◆ Requirements
Return each line containing the string "Cost".

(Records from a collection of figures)
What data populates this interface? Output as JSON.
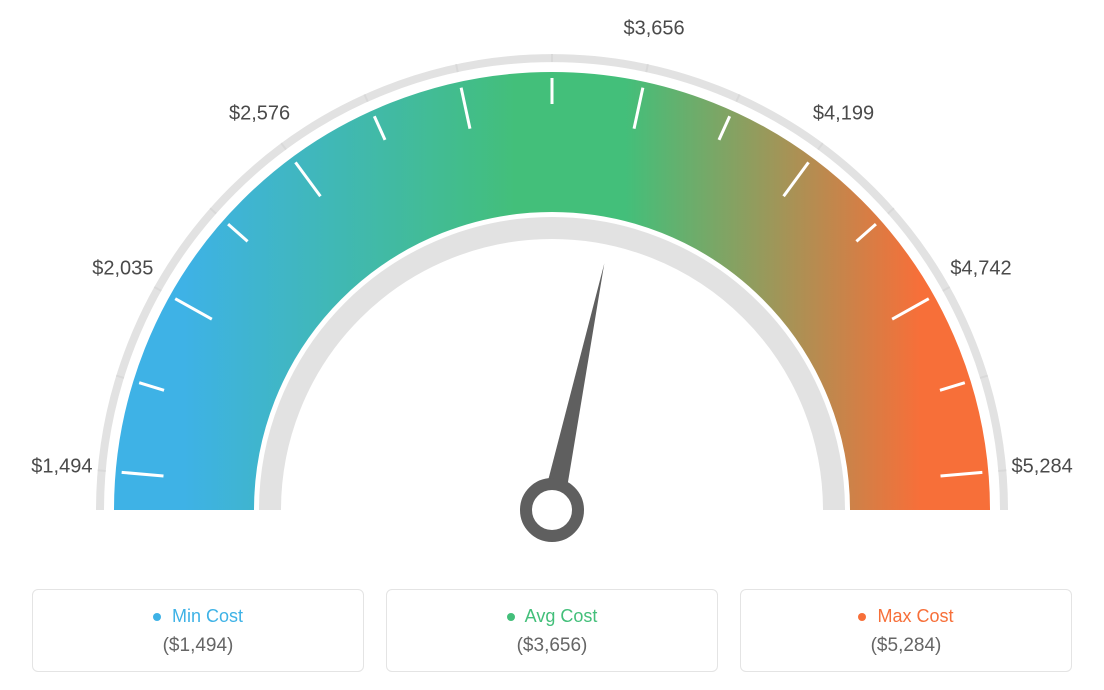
{
  "gauge": {
    "type": "gauge",
    "min_value": 1494,
    "max_value": 5284,
    "avg_value": 3656,
    "needle_value": 3656,
    "tick_values": [
      1494,
      2035,
      2576,
      3656,
      4199,
      4742,
      5284
    ],
    "tick_labels": [
      "$1,494",
      "$2,035",
      "$2,576",
      "$3,656",
      "$4,199",
      "$4,742",
      "$5,284"
    ],
    "color_start": "#3eb2e6",
    "color_mid": "#43bf7a",
    "color_end": "#f76f39",
    "outer_ring_color": "#e2e2e2",
    "inner_ring_color": "#e2e2e2",
    "tick_mark_color": "#ffffff",
    "outer_tick_color": "#d9d9d9",
    "needle_color": "#5f5f5f",
    "background_color": "#ffffff",
    "label_color": "#4a4a4a",
    "label_fontsize": 20
  },
  "legend": {
    "min": {
      "title": "Min Cost",
      "value": "($1,494)",
      "color": "#3eb2e6"
    },
    "avg": {
      "title": "Avg Cost",
      "value": "($3,656)",
      "color": "#43bf7a"
    },
    "max": {
      "title": "Max Cost",
      "value": "($5,284)",
      "color": "#f76f39"
    },
    "card_border_color": "#e4e4e4",
    "value_color": "#666666"
  }
}
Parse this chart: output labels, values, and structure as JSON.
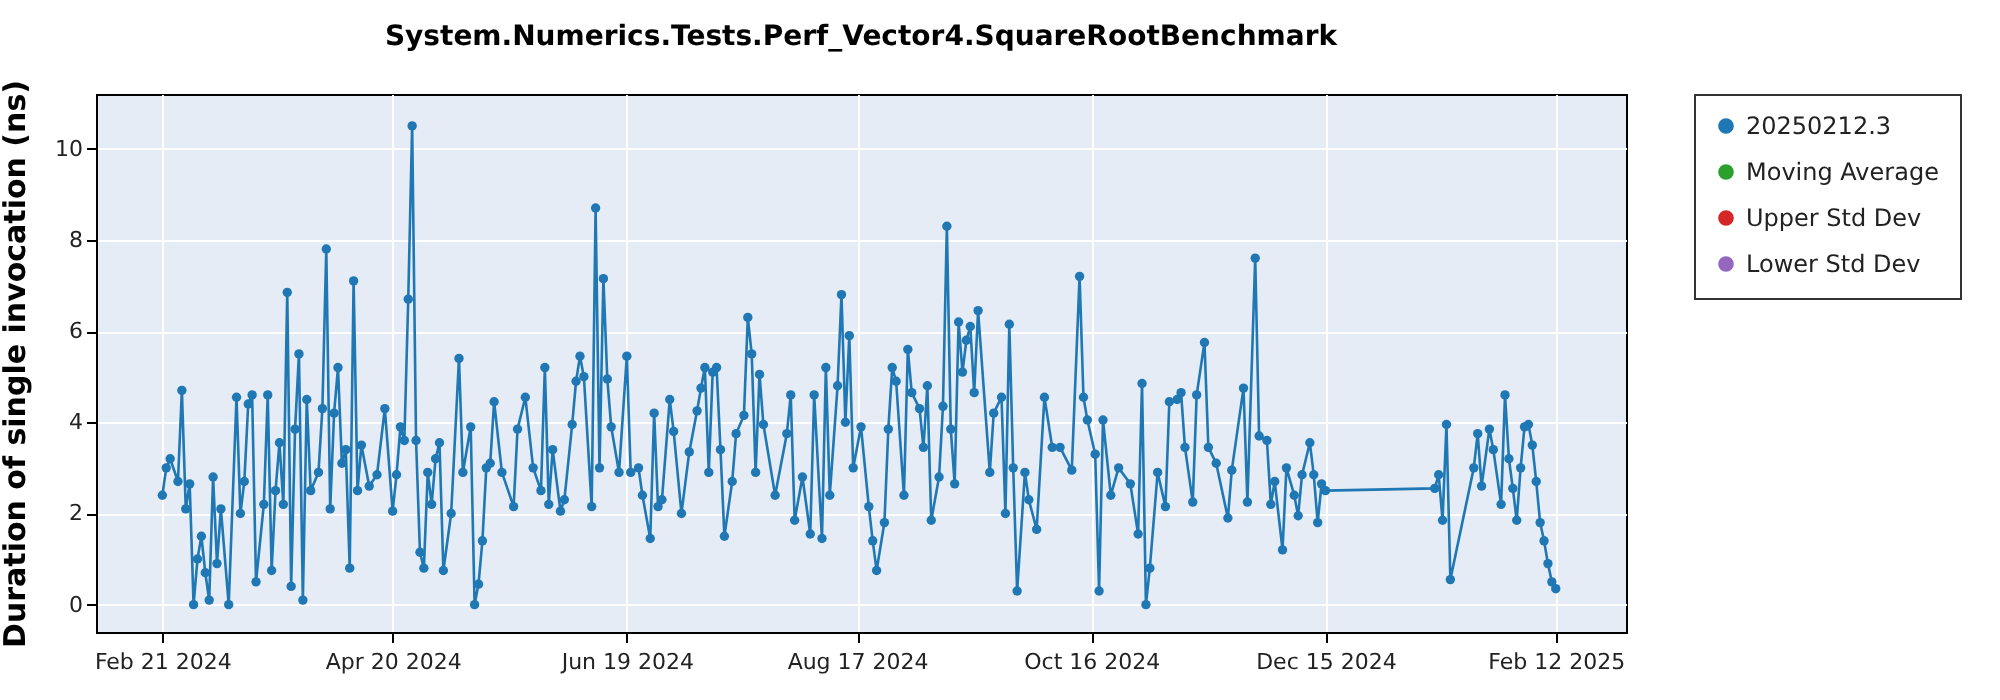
{
  "chart_data": {
    "type": "line",
    "title": "System.Numerics.Tests.Perf_Vector4.SquareRootBenchmark",
    "ylabel": "Duration of single invocation (ns)",
    "x": [
      "2024-02-21",
      "2024-02-22",
      "2024-02-23",
      "2024-02-25",
      "2024-02-26",
      "2024-02-27",
      "2024-02-28",
      "2024-02-29",
      "2024-03-01",
      "2024-03-02",
      "2024-03-03",
      "2024-03-04",
      "2024-03-05",
      "2024-03-06",
      "2024-03-07",
      "2024-03-09",
      "2024-03-11",
      "2024-03-12",
      "2024-03-13",
      "2024-03-14",
      "2024-03-15",
      "2024-03-16",
      "2024-03-18",
      "2024-03-19",
      "2024-03-20",
      "2024-03-21",
      "2024-03-22",
      "2024-03-23",
      "2024-03-24",
      "2024-03-25",
      "2024-03-26",
      "2024-03-27",
      "2024-03-28",
      "2024-03-29",
      "2024-03-30",
      "2024-04-01",
      "2024-04-02",
      "2024-04-03",
      "2024-04-04",
      "2024-04-05",
      "2024-04-06",
      "2024-04-07",
      "2024-04-08",
      "2024-04-09",
      "2024-04-10",
      "2024-04-11",
      "2024-04-12",
      "2024-04-14",
      "2024-04-16",
      "2024-04-18",
      "2024-04-20",
      "2024-04-21",
      "2024-04-22",
      "2024-04-23",
      "2024-04-24",
      "2024-04-25",
      "2024-04-26",
      "2024-04-27",
      "2024-04-28",
      "2024-04-29",
      "2024-04-30",
      "2024-05-01",
      "2024-05-02",
      "2024-05-03",
      "2024-05-05",
      "2024-05-07",
      "2024-05-08",
      "2024-05-10",
      "2024-05-11",
      "2024-05-12",
      "2024-05-13",
      "2024-05-14",
      "2024-05-15",
      "2024-05-16",
      "2024-05-18",
      "2024-05-21",
      "2024-05-22",
      "2024-05-24",
      "2024-05-26",
      "2024-05-28",
      "2024-05-29",
      "2024-05-30",
      "2024-05-31",
      "2024-06-02",
      "2024-06-03",
      "2024-06-05",
      "2024-06-06",
      "2024-06-07",
      "2024-06-08",
      "2024-06-10",
      "2024-06-11",
      "2024-06-12",
      "2024-06-13",
      "2024-06-14",
      "2024-06-15",
      "2024-06-17",
      "2024-06-19",
      "2024-06-20",
      "2024-06-22",
      "2024-06-23",
      "2024-06-25",
      "2024-06-26",
      "2024-06-27",
      "2024-06-28",
      "2024-06-30",
      "2024-07-01",
      "2024-07-03",
      "2024-07-05",
      "2024-07-07",
      "2024-07-08",
      "2024-07-09",
      "2024-07-10",
      "2024-07-11",
      "2024-07-12",
      "2024-07-13",
      "2024-07-14",
      "2024-07-16",
      "2024-07-17",
      "2024-07-19",
      "2024-07-20",
      "2024-07-21",
      "2024-07-22",
      "2024-07-23",
      "2024-07-24",
      "2024-07-27",
      "2024-07-30",
      "2024-07-31",
      "2024-08-01",
      "2024-08-03",
      "2024-08-05",
      "2024-08-06",
      "2024-08-08",
      "2024-08-09",
      "2024-08-10",
      "2024-08-12",
      "2024-08-13",
      "2024-08-14",
      "2024-08-15",
      "2024-08-16",
      "2024-08-18",
      "2024-08-20",
      "2024-08-21",
      "2024-08-22",
      "2024-08-24",
      "2024-08-25",
      "2024-08-26",
      "2024-08-27",
      "2024-08-29",
      "2024-08-30",
      "2024-08-31",
      "2024-09-02",
      "2024-09-03",
      "2024-09-04",
      "2024-09-05",
      "2024-09-07",
      "2024-09-08",
      "2024-09-09",
      "2024-09-10",
      "2024-09-11",
      "2024-09-12",
      "2024-09-13",
      "2024-09-14",
      "2024-09-15",
      "2024-09-16",
      "2024-09-17",
      "2024-09-20",
      "2024-09-21",
      "2024-09-23",
      "2024-09-24",
      "2024-09-25",
      "2024-09-26",
      "2024-09-27",
      "2024-09-29",
      "2024-09-30",
      "2024-10-02",
      "2024-10-04",
      "2024-10-06",
      "2024-10-08",
      "2024-10-11",
      "2024-10-13",
      "2024-10-14",
      "2024-10-15",
      "2024-10-17",
      "2024-10-18",
      "2024-10-19",
      "2024-10-21",
      "2024-10-23",
      "2024-10-26",
      "2024-10-28",
      "2024-10-29",
      "2024-10-30",
      "2024-10-31",
      "2024-11-02",
      "2024-11-04",
      "2024-11-05",
      "2024-11-07",
      "2024-11-08",
      "2024-11-09",
      "2024-11-11",
      "2024-11-12",
      "2024-11-14",
      "2024-11-15",
      "2024-11-17",
      "2024-11-20",
      "2024-11-21",
      "2024-11-24",
      "2024-11-25",
      "2024-11-27",
      "2024-11-28",
      "2024-11-30",
      "2024-12-01",
      "2024-12-02",
      "2024-12-04",
      "2024-12-05",
      "2024-12-07",
      "2024-12-08",
      "2024-12-09",
      "2024-12-11",
      "2024-12-12",
      "2024-12-13",
      "2024-12-14",
      "2024-12-15",
      "2025-01-12",
      "2025-01-13",
      "2025-01-14",
      "2025-01-15",
      "2025-01-16",
      "2025-01-22",
      "2025-01-23",
      "2025-01-24",
      "2025-01-26",
      "2025-01-27",
      "2025-01-29",
      "2025-01-30",
      "2025-01-31",
      "2025-02-01",
      "2025-02-02",
      "2025-02-03",
      "2025-02-04",
      "2025-02-05",
      "2025-02-06",
      "2025-02-07",
      "2025-02-08",
      "2025-02-09",
      "2025-02-10",
      "2025-02-11",
      "2025-02-12"
    ],
    "series": [
      {
        "name": "20250212.3",
        "color": "#1f77b4",
        "values": [
          2.4,
          3.0,
          3.2,
          2.7,
          4.7,
          2.1,
          2.65,
          0.0,
          1.0,
          1.5,
          0.7,
          0.1,
          2.8,
          0.9,
          2.1,
          0.0,
          4.55,
          2.0,
          2.7,
          4.4,
          4.6,
          0.5,
          2.2,
          4.6,
          0.75,
          2.5,
          3.55,
          2.2,
          6.85,
          0.4,
          3.85,
          5.5,
          0.1,
          4.5,
          2.5,
          2.9,
          4.3,
          7.8,
          2.1,
          4.2,
          5.2,
          3.1,
          3.4,
          0.8,
          7.1,
          2.5,
          3.5,
          2.6,
          2.85,
          4.3,
          2.05,
          2.85,
          3.9,
          3.6,
          6.7,
          10.5,
          3.6,
          1.15,
          0.8,
          2.9,
          2.2,
          3.2,
          3.55,
          0.75,
          2.0,
          5.4,
          2.9,
          3.9,
          0.0,
          0.45,
          1.4,
          3.0,
          3.1,
          4.45,
          2.9,
          2.15,
          3.85,
          4.55,
          3.0,
          2.5,
          5.2,
          2.2,
          3.4,
          2.05,
          2.3,
          3.95,
          4.9,
          5.45,
          5.0,
          2.15,
          8.7,
          3.0,
          7.15,
          4.95,
          3.9,
          2.9,
          5.45,
          2.9,
          3.0,
          2.4,
          1.45,
          4.2,
          2.15,
          2.3,
          4.5,
          3.8,
          2.0,
          3.35,
          4.25,
          4.75,
          5.2,
          2.9,
          5.1,
          5.2,
          3.4,
          1.5,
          2.7,
          3.75,
          4.15,
          6.3,
          5.5,
          2.9,
          5.05,
          3.95,
          2.4,
          3.75,
          4.6,
          1.85,
          2.8,
          1.55,
          4.6,
          1.45,
          5.2,
          2.4,
          4.8,
          6.8,
          4.0,
          5.9,
          3.0,
          3.9,
          2.15,
          1.4,
          0.75,
          1.8,
          3.85,
          5.2,
          4.9,
          2.4,
          5.6,
          4.65,
          4.3,
          3.45,
          4.8,
          1.85,
          2.8,
          4.35,
          8.3,
          3.85,
          2.65,
          6.2,
          5.1,
          5.8,
          6.1,
          4.65,
          6.45,
          2.9,
          4.2,
          4.55,
          2.0,
          6.15,
          3.0,
          0.3,
          2.9,
          2.3,
          1.65,
          4.55,
          3.45,
          3.45,
          2.95,
          7.2,
          4.55,
          4.05,
          3.3,
          0.3,
          4.05,
          2.4,
          3.0,
          2.65,
          1.55,
          4.85,
          0.0,
          0.8,
          2.9,
          2.15,
          4.45,
          4.5,
          4.65,
          3.45,
          2.25,
          4.6,
          5.75,
          3.45,
          3.1,
          1.9,
          2.95,
          4.75,
          2.25,
          7.6,
          3.7,
          3.6,
          2.2,
          2.7,
          1.2,
          3.0,
          2.4,
          1.95,
          2.85,
          3.55,
          2.85,
          1.8,
          2.65,
          2.5,
          2.55,
          2.85,
          1.85,
          3.95,
          0.55,
          3.0,
          3.75,
          2.6,
          3.85,
          3.4,
          2.2,
          4.6,
          3.2,
          2.55,
          1.85,
          3.0,
          3.9,
          3.95,
          3.5,
          2.7,
          1.8,
          1.4,
          0.9,
          0.5,
          0.35
        ]
      },
      {
        "name": "Moving Average",
        "color": "#2ca02c",
        "values": [
          null,
          null,
          null,
          null,
          null,
          null,
          null,
          null,
          null,
          null,
          null,
          null,
          null,
          null,
          null,
          null,
          null,
          null,
          null,
          null,
          null,
          null,
          null,
          null,
          null,
          null,
          null,
          null,
          null,
          null,
          null,
          null,
          null,
          null,
          null,
          null,
          null,
          null,
          null,
          null,
          null,
          null,
          null,
          null,
          null,
          null,
          null,
          null,
          null,
          null,
          null,
          null,
          null,
          null,
          null,
          null,
          null,
          null,
          null,
          null,
          null,
          null,
          null,
          null,
          null,
          null,
          null,
          null,
          null,
          null,
          null,
          null,
          null,
          null,
          null,
          null,
          null,
          null,
          null,
          null,
          null,
          null,
          null,
          null,
          null,
          null,
          null,
          null,
          null,
          null,
          null,
          null,
          null,
          null,
          null,
          null,
          null,
          null,
          null,
          null,
          null,
          null,
          null,
          null,
          null,
          null,
          null,
          null,
          null,
          null,
          null,
          null,
          null,
          null,
          null,
          null,
          null,
          null,
          null,
          null,
          null,
          null,
          null,
          null,
          null,
          null,
          null,
          null,
          null,
          null,
          null,
          null,
          null,
          null,
          null,
          null,
          null,
          null,
          null,
          null,
          null,
          null,
          null,
          null,
          null,
          null,
          null,
          null,
          null,
          null,
          null,
          null,
          null,
          null,
          null,
          null,
          null,
          null,
          null,
          null,
          null,
          null,
          null,
          null,
          null,
          null,
          null,
          null,
          null,
          null,
          null,
          null,
          null,
          null,
          null,
          null,
          null,
          null,
          null,
          null,
          null,
          null,
          null,
          null,
          null,
          null,
          null,
          null,
          null,
          null,
          null,
          null,
          null,
          null,
          null,
          null,
          null,
          null,
          null,
          null,
          null,
          null,
          null,
          null,
          null,
          null,
          null,
          null,
          null,
          null,
          null,
          null,
          null,
          null,
          null,
          null,
          null,
          null,
          null,
          null,
          null,
          null,
          null,
          null,
          null,
          null,
          null,
          null,
          null,
          null,
          null,
          null,
          null,
          null,
          null,
          null,
          null,
          null,
          null,
          null,
          null,
          null,
          null,
          null,
          null,
          null,
          null
        ]
      },
      {
        "name": "Upper Std Dev",
        "color": "#d62728",
        "values": [
          null,
          null,
          null,
          null,
          null,
          null,
          null,
          null,
          null,
          null,
          null,
          null,
          null,
          null,
          null,
          null,
          null,
          null,
          null,
          null,
          null,
          null,
          null,
          null,
          null,
          null,
          null,
          null,
          null,
          null,
          null,
          null,
          null,
          null,
          null,
          null,
          null,
          null,
          null,
          null,
          null,
          null,
          null,
          null,
          null,
          null,
          null,
          null,
          null,
          null,
          null,
          null,
          null,
          null,
          null,
          null,
          null,
          null,
          null,
          null,
          null,
          null,
          null,
          null,
          null,
          null,
          null,
          null,
          null,
          null,
          null,
          null,
          null,
          null,
          null,
          null,
          null,
          null,
          null,
          null,
          null,
          null,
          null,
          null,
          null,
          null,
          null,
          null,
          null,
          null,
          null,
          null,
          null,
          null,
          null,
          null,
          null,
          null,
          null,
          null,
          null,
          null,
          null,
          null,
          null,
          null,
          null,
          null,
          null,
          null,
          null,
          null,
          null,
          null,
          null,
          null,
          null,
          null,
          null,
          null,
          null,
          null,
          null,
          null,
          null,
          null,
          null,
          null,
          null,
          null,
          null,
          null,
          null,
          null,
          null,
          null,
          null,
          null,
          null,
          null,
          null,
          null,
          null,
          null,
          null,
          null,
          null,
          null,
          null,
          null,
          null,
          null,
          null,
          null,
          null,
          null,
          null,
          null,
          null,
          null,
          null,
          null,
          null,
          null,
          null,
          null,
          null,
          null,
          null,
          null,
          null,
          null,
          null,
          null,
          null,
          null,
          null,
          null,
          null,
          null,
          null,
          null,
          null,
          null,
          null,
          null,
          null,
          null,
          null,
          null,
          null,
          null,
          null,
          null,
          null,
          null,
          null,
          null,
          null,
          null,
          null,
          null,
          null,
          null,
          null,
          null,
          null,
          null,
          null,
          null,
          null,
          null,
          null,
          null,
          null,
          null,
          null,
          null,
          null,
          null,
          null,
          null,
          null,
          null,
          null,
          null,
          null,
          null,
          null,
          null,
          null,
          null,
          null,
          null,
          null,
          null,
          null,
          null,
          null,
          null,
          null,
          null,
          null,
          null,
          null,
          null,
          null
        ]
      },
      {
        "name": "Lower Std Dev",
        "color": "#9467bd",
        "values": [
          null,
          null,
          null,
          null,
          null,
          null,
          null,
          null,
          null,
          null,
          null,
          null,
          null,
          null,
          null,
          null,
          null,
          null,
          null,
          null,
          null,
          null,
          null,
          null,
          null,
          null,
          null,
          null,
          null,
          null,
          null,
          null,
          null,
          null,
          null,
          null,
          null,
          null,
          null,
          null,
          null,
          null,
          null,
          null,
          null,
          null,
          null,
          null,
          null,
          null,
          null,
          null,
          null,
          null,
          null,
          null,
          null,
          null,
          null,
          null,
          null,
          null,
          null,
          null,
          null,
          null,
          null,
          null,
          null,
          null,
          null,
          null,
          null,
          null,
          null,
          null,
          null,
          null,
          null,
          null,
          null,
          null,
          null,
          null,
          null,
          null,
          null,
          null,
          null,
          null,
          null,
          null,
          null,
          null,
          null,
          null,
          null,
          null,
          null,
          null,
          null,
          null,
          null,
          null,
          null,
          null,
          null,
          null,
          null,
          null,
          null,
          null,
          null,
          null,
          null,
          null,
          null,
          null,
          null,
          null,
          null,
          null,
          null,
          null,
          null,
          null,
          null,
          null,
          null,
          null,
          null,
          null,
          null,
          null,
          null,
          null,
          null,
          null,
          null,
          null,
          null,
          null,
          null,
          null,
          null,
          null,
          null,
          null,
          null,
          null,
          null,
          null,
          null,
          null,
          null,
          null,
          null,
          null,
          null,
          null,
          null,
          null,
          null,
          null,
          null,
          null,
          null,
          null,
          null,
          null,
          null,
          null,
          null,
          null,
          null,
          null,
          null,
          null,
          null,
          null,
          null,
          null,
          null,
          null,
          null,
          null,
          null,
          null,
          null,
          null,
          null,
          null,
          null,
          null,
          null,
          null,
          null,
          null,
          null,
          null,
          null,
          null,
          null,
          null,
          null,
          null,
          null,
          null,
          null,
          null,
          null,
          null,
          null,
          null,
          null,
          null,
          null,
          null,
          null,
          null,
          null,
          null,
          null,
          null,
          null,
          null,
          null,
          null,
          null,
          null,
          null,
          null,
          null,
          null,
          null,
          null,
          null,
          null,
          null,
          null,
          null,
          null,
          null,
          null,
          null,
          null,
          null
        ]
      }
    ],
    "xlim": [
      "2024-02-04",
      "2025-03-02"
    ],
    "xticks": [
      {
        "value": "2024-02-21",
        "label": "Feb 21 2024"
      },
      {
        "value": "2024-04-20",
        "label": "Apr 20 2024"
      },
      {
        "value": "2024-06-19",
        "label": "Jun 19 2024"
      },
      {
        "value": "2024-08-17",
        "label": "Aug 17 2024"
      },
      {
        "value": "2024-10-16",
        "label": "Oct 16 2024"
      },
      {
        "value": "2024-12-15",
        "label": "Dec 15 2024"
      },
      {
        "value": "2025-02-12",
        "label": "Feb 12 2025"
      }
    ],
    "ylim": [
      -0.6,
      11.2
    ],
    "yticks": [
      0,
      2,
      4,
      6,
      8,
      10
    ],
    "grid": true,
    "legend": "right",
    "marker": "circle",
    "line_style": "solid"
  }
}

◆ Expected answer
      "title": "Min Cost",
      "title": "Avg Cost",
      "title": "Max Cost",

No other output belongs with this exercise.